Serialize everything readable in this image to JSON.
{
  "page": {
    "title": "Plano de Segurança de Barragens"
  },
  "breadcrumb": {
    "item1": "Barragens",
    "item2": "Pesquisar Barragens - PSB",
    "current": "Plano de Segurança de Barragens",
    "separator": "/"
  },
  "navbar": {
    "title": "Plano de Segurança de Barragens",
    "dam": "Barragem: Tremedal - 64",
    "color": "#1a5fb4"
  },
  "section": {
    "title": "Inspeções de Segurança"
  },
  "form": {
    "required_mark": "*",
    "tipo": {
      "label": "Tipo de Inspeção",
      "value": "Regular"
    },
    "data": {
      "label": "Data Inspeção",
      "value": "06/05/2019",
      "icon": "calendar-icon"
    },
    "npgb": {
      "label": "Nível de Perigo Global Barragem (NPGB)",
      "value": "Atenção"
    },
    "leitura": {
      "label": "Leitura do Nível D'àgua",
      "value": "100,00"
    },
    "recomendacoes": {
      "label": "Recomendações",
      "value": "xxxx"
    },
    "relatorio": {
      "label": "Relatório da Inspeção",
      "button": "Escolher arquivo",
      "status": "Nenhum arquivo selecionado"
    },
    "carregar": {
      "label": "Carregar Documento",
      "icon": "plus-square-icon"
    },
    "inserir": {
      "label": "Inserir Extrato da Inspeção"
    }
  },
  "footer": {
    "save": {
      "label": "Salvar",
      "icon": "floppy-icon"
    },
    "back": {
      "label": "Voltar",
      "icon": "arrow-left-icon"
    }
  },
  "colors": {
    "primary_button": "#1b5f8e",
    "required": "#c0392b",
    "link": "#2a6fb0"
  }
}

• **Exercise task**
Pick out each line containing "Barragens" and report it.

• **Completed task**
    "title": "Plano de Segurança de Barragens"
    "item1": "Barragens",
    "item2": "Pesquisar Barragens - PSB",
    "current": "Plano de Segurança de Barragens",
    "title": "Plano de Segurança de Barragens",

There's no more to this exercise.